* Given instruction *
Take every line where the string "JSON" appears and copy it.

-- Start Records supplied --

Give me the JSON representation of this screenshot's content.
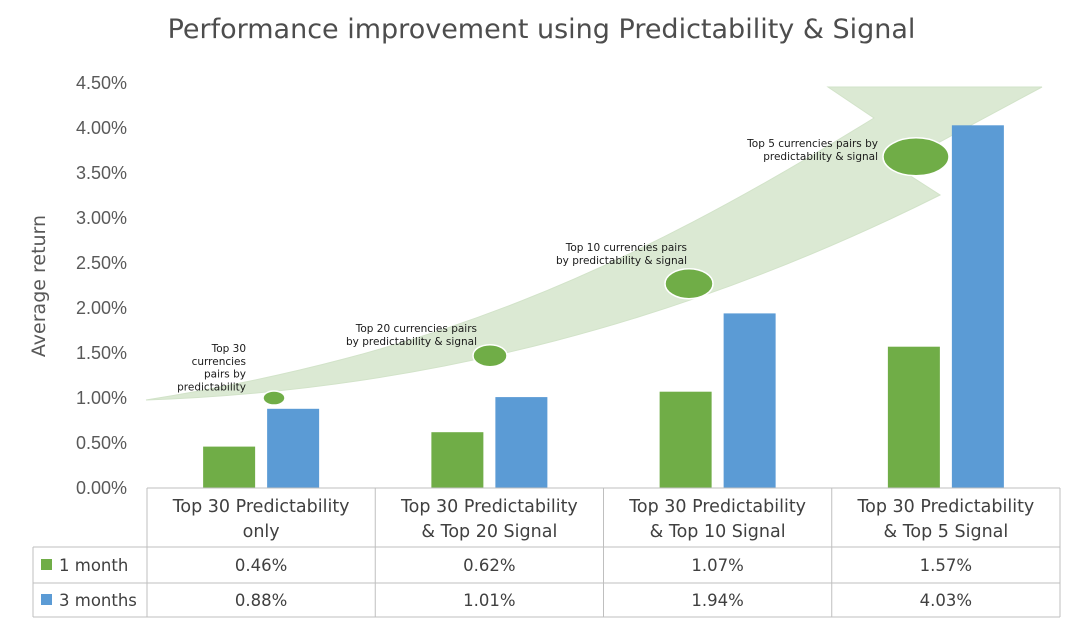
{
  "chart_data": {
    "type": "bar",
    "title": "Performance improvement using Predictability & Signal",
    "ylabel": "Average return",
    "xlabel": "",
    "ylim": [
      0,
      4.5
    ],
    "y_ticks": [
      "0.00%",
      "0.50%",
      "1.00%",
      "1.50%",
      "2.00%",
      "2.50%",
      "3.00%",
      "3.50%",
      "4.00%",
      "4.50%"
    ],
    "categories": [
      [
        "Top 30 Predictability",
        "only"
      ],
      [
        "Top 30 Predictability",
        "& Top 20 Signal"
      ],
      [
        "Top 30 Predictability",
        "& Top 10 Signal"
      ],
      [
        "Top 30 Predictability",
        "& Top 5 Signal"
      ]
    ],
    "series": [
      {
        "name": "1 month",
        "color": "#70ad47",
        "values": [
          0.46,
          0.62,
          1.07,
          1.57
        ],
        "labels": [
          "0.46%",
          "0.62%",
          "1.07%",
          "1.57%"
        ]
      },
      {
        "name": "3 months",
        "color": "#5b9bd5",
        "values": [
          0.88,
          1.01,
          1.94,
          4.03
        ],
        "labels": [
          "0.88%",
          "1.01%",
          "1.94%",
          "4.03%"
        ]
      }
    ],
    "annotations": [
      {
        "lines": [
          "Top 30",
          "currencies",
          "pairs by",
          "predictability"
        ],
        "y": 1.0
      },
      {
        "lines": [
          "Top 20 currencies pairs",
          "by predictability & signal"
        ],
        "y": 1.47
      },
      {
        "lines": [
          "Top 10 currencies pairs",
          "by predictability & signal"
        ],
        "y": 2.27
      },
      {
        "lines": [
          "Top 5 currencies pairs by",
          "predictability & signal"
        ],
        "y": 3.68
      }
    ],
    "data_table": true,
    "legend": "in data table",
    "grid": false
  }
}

-- End Records supplied --
-- Start Records supplied --

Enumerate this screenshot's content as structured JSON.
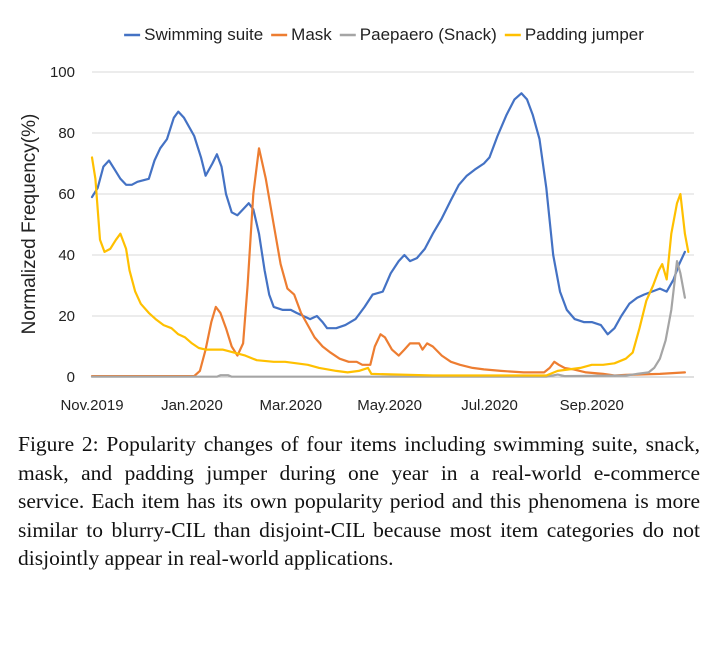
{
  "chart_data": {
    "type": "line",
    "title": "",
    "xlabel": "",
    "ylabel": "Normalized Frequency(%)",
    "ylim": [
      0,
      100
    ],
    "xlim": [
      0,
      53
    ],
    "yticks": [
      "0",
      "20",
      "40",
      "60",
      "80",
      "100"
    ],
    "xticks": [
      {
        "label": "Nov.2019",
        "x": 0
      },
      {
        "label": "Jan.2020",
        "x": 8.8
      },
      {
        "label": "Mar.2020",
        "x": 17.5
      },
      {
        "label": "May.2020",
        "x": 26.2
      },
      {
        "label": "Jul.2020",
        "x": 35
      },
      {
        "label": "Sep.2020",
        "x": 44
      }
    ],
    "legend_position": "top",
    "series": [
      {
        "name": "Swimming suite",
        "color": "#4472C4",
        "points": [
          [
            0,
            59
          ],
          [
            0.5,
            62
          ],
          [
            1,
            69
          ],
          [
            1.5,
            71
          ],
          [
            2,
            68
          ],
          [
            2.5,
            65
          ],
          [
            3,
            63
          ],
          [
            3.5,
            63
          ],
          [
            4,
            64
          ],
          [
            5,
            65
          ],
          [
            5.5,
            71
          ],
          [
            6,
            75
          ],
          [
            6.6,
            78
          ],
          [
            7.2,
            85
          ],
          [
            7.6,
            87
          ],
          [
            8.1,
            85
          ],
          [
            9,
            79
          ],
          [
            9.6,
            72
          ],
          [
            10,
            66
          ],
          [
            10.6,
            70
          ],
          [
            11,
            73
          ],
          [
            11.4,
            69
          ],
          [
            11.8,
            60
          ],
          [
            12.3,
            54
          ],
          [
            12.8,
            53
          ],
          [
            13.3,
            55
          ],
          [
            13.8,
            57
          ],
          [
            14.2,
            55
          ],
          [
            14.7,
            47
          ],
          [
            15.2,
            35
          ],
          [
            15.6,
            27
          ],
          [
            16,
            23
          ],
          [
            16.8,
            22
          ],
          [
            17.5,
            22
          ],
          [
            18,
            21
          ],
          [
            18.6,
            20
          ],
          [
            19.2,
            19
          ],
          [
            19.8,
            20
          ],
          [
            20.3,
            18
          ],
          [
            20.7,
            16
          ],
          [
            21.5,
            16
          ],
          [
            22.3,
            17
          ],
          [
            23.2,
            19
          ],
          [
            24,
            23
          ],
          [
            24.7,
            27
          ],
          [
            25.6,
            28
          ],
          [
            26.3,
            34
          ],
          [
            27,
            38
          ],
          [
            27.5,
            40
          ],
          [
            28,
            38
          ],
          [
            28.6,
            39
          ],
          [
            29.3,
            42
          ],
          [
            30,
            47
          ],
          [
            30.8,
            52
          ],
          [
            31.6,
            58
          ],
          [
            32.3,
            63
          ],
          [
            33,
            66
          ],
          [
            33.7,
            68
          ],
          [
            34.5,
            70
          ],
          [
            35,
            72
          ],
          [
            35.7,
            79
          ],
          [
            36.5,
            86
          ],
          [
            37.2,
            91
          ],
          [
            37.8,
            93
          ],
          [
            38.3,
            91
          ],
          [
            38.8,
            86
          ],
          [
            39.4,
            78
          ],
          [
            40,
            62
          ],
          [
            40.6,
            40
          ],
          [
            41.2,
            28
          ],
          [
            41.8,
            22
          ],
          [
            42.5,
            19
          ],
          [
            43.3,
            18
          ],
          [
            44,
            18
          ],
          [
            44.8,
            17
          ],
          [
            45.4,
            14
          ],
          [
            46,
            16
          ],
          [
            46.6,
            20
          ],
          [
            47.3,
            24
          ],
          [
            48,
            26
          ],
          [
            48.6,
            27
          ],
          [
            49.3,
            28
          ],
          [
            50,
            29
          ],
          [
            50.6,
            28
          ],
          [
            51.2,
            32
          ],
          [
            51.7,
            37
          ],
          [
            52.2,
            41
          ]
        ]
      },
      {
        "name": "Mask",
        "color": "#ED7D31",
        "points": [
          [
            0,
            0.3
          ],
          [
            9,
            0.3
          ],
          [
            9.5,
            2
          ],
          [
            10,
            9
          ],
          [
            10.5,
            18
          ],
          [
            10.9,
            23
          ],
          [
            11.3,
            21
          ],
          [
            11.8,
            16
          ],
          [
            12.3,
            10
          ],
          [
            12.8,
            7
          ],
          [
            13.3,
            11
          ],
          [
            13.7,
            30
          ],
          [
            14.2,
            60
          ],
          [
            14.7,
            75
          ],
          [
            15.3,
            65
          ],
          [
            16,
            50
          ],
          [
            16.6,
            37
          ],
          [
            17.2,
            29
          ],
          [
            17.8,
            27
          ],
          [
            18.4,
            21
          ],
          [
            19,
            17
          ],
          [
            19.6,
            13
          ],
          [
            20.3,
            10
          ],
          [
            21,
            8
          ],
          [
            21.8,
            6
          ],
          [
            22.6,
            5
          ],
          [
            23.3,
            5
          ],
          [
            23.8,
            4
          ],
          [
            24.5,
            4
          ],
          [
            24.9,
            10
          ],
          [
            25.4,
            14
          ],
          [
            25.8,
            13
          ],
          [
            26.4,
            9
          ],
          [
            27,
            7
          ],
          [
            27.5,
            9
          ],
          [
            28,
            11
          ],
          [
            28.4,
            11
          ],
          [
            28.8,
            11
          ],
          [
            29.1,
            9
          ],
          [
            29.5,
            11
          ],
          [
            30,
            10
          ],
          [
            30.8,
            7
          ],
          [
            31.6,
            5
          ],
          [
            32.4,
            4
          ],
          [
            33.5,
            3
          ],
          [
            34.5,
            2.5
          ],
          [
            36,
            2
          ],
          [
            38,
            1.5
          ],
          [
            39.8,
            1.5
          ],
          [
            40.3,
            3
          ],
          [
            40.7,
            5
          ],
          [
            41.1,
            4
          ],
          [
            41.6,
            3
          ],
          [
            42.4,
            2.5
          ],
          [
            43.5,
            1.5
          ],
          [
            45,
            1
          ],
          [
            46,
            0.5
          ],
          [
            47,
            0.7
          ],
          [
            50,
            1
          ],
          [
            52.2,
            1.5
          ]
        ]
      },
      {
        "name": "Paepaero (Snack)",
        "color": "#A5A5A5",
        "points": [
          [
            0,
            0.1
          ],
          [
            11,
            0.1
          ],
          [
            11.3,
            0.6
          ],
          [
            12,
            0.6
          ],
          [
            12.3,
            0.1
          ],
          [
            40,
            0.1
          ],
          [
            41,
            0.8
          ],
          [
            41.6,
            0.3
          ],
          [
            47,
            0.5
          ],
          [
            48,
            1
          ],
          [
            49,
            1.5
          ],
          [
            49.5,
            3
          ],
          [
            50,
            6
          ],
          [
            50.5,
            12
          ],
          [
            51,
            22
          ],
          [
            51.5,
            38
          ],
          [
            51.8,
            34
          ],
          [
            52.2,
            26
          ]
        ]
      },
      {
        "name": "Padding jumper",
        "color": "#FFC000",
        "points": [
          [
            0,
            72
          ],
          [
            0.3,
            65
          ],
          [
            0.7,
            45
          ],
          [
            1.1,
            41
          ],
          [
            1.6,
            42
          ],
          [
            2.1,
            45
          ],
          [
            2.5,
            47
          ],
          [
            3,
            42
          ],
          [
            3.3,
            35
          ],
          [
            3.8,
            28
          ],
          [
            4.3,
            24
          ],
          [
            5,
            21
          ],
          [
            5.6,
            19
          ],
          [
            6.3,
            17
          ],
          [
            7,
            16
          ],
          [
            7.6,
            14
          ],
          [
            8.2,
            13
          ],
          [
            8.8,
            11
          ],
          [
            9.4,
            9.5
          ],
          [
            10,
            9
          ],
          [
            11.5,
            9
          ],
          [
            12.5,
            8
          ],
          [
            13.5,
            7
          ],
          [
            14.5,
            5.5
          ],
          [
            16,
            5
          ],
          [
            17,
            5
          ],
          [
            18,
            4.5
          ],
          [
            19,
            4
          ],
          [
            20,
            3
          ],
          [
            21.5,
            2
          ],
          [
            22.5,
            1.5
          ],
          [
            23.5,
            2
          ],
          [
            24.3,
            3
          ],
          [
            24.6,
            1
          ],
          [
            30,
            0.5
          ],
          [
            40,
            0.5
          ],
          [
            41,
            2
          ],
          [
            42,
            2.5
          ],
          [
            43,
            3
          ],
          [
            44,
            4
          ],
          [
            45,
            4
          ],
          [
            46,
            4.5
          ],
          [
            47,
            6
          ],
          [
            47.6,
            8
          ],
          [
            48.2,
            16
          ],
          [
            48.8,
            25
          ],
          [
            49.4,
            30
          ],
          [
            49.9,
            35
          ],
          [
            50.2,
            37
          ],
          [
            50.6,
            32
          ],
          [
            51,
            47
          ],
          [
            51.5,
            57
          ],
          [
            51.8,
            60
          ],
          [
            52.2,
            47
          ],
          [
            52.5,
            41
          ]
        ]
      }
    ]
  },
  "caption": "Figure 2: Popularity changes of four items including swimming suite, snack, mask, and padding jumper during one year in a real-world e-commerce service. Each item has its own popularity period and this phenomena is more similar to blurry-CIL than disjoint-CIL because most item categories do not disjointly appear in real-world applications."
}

-- End Records supplied --

* Result below *
Give me the JSON representation of this screenshot's content.
Enumerate this screenshot's content as structured JSON.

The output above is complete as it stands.